**What is expected**: Your task is to write out the complete listing exactly as it is shown.

Records:

★ ★ ★ ★ ★

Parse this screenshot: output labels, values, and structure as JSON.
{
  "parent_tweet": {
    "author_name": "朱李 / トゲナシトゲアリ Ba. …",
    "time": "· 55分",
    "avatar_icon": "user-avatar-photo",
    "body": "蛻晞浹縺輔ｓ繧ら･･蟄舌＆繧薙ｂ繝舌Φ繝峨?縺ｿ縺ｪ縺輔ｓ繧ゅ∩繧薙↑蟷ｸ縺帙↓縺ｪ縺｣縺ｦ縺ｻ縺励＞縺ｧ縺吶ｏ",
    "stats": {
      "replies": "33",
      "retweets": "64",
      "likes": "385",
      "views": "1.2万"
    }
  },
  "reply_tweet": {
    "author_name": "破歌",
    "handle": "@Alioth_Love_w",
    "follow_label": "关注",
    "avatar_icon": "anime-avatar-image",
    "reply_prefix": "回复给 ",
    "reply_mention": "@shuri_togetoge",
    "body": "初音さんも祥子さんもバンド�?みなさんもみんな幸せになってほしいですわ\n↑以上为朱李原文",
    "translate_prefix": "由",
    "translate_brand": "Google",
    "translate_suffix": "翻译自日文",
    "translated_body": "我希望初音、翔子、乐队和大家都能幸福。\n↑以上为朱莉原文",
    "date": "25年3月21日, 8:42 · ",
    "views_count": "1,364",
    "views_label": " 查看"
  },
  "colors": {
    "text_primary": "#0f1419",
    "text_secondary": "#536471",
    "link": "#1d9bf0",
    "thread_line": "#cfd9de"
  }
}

★ ★ ★ ★ ★

**Answer in full**:
Parse this screenshot: output labels, values, and structure as JSON.
{
  "parent_tweet": {
    "author_name": "朱李 / トゲナシトゲアリ Ba. …",
    "time": "· 55分",
    "avatar_icon": "user-avatar-photo",
    "body": "蛻晞浹縺輔ｓ繧ら･･蟄舌＆繧薙ｂ繝舌Φ繝峨?縺ｿ縺ｪ縺輔ｓ繧ゅ∩繧薙↑蟷ｸ縺帙↓縺ｪ縺｣縺ｦ縺ｻ縺励＞縺ｧ縺吶ｏ",
    "stats": {
      "replies": "33",
      "retweets": "64",
      "likes": "385",
      "views": "1.2万"
    }
  },
  "reply_tweet": {
    "author_name": "破歌",
    "handle": "@Alioth_Love_w",
    "follow_label": "关注",
    "avatar_icon": "anime-avatar-image",
    "reply_prefix": "回复给 ",
    "reply_mention": "@shuri_togetoge",
    "body": "初音さんも祥子さんもバンド�?みなさんもみんな幸せになってほしいですわ\n↑以上为朱李原文",
    "translate_prefix": "由",
    "translate_brand": "Google",
    "translate_suffix": "翻译自日文",
    "translated_body": "我希望初音、翔子、乐队和大家都能幸福。\n↑以上为朱莉原文",
    "date": "25年3月21日, 8:42 · ",
    "views_count": "1,364",
    "views_label": " 查看"
  },
  "colors": {
    "text_primary": "#0f1419",
    "text_secondary": "#536471",
    "link": "#1d9bf0",
    "thread_line": "#cfd9de"
  }
}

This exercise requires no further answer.